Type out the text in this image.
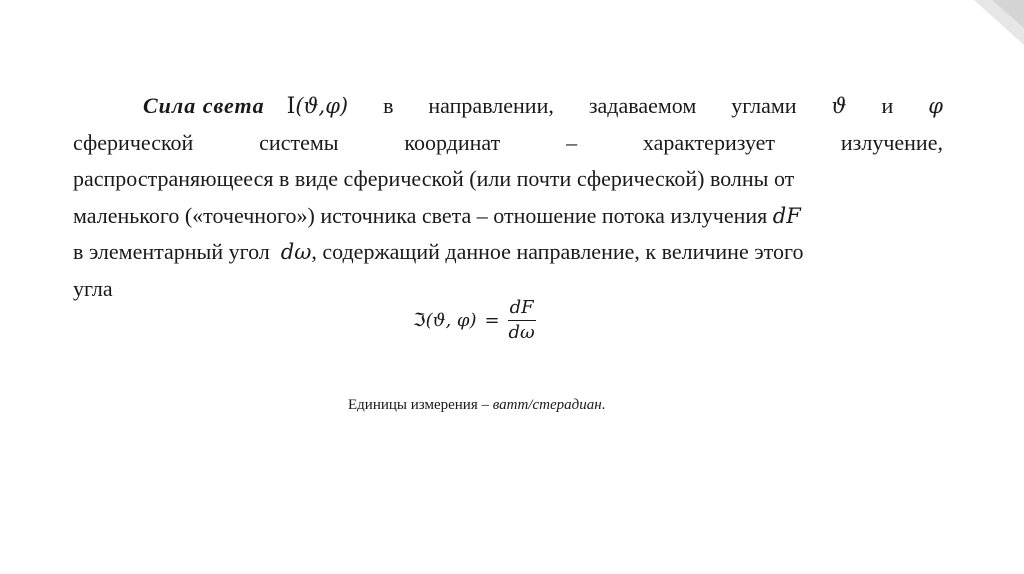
Сила света I(ϑ,φ) в направлении, задаваемом углами ϑ и φ
сферической	системы	координат	–	характеризует	излучение,
распространяющееся в виде сферической (или почти сферической) волны от
маленького («точечного») источника света – отношение потока излучения dF
в элементарный угол dω, содержащий данное направление, к величине этого
угла
ℑ(ϑ, $\varphi) = \frac{dF}{d\omega}$
Единицы измерения – ватт/стерадиан.
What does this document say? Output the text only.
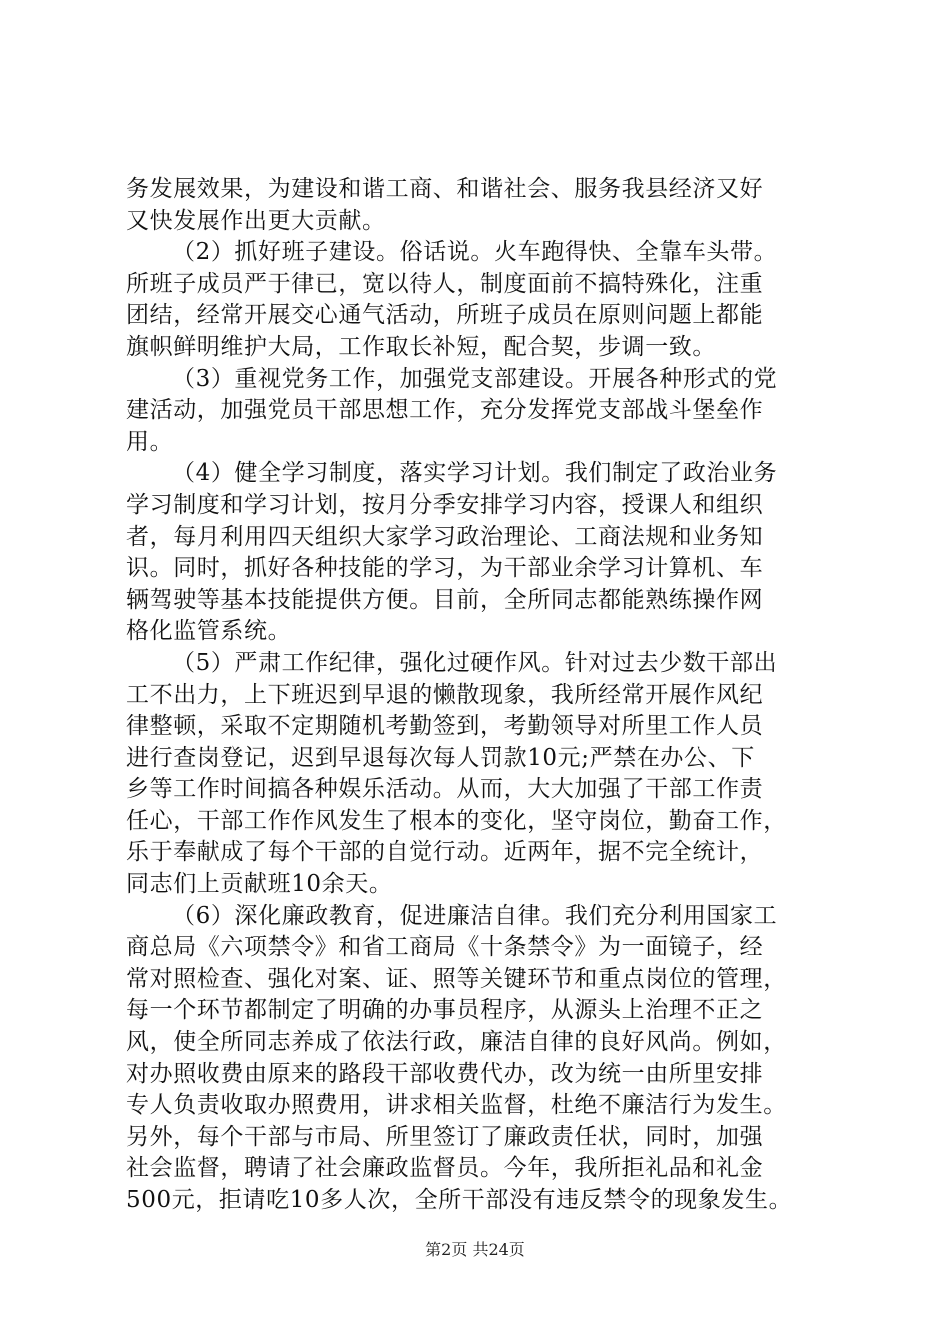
务发展效果，为建设和谐工商、和谐社会、服务我县经济又好
又快发展作出更大贡献。
（2）抓好班子建设。俗话说。火车跑得快、全靠车头带。
所班子成员严于律已，宽以待人，制度面前不搞特殊化，注重
团结，经常开展交心通气活动，所班子成员在原则问题上都能
旗帜鲜明维护大局，工作取长补短，配合契，步调一致。
（3）重视党务工作，加强党支部建设。开展各种形式的党
建活动，加强党员干部思想工作，充分发挥党支部战斗堡垒作
用。
（4）健全学习制度，落实学习计划。我们制定了政治业务
学习制度和学习计划，按月分季安排学习内容，授课人和组织
者，每月利用四天组织大家学习政治理论、工商法规和业务知
识。同时，抓好各种技能的学习，为干部业余学习计算机、车
辆驾驶等基本技能提供方便。目前，全所同志都能熟练操作网
格化监管系统。
（5）严肃工作纪律，强化过硬作风。针对过去少数干部出
工不出力，上下班迟到早退的懒散现象，我所经常开展作风纪
律整顿，采取不定期随机考勤签到，考勤领导对所里工作人员
进行查岗登记，迟到早退每次每人罚款10元;严禁在办公、下
乡等工作时间搞各种娱乐活动。从而，大大加强了干部工作责
任心，干部工作作风发生了根本的变化，坚守岗位，勤奋工作，
乐于奉献成了每个干部的自觉行动。近两年，据不完全统计，
同志们上贡献班10余天。
（6）深化廉政教育，促进廉洁自律。我们充分利用国家工
商总局《六项禁令》和省工商局《十条禁令》为一面镜子，经
常对照检查、强化对案、证、照等关键环节和重点岗位的管理，
每一个环节都制定了明确的办事员程序，从源头上治理不正之
风，使全所同志养成了依法行政，廉洁自律的良好风尚。例如，
对办照收费由原来的路段干部收费代办，改为统一由所里安排
专人负责收取办照费用，讲求相关监督，杜绝不廉洁行为发生。
另外，每个干部与市局、所里签订了廉政责任状，同时，加强
社会监督，聘请了社会廉政监督员。今年，我所拒礼品和礼金
500元，拒请吃10多人次，全所干部没有违反禁令的现象发生。
第2页 共24页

**AIM:** Gather up, from the records above, each line where the word "сферической" appears.

**CORRECT RESPONSE:**
сферической	системы	координат	–	характеризует	излучение,
распространяющееся в виде сферической (или почти сферической) волны от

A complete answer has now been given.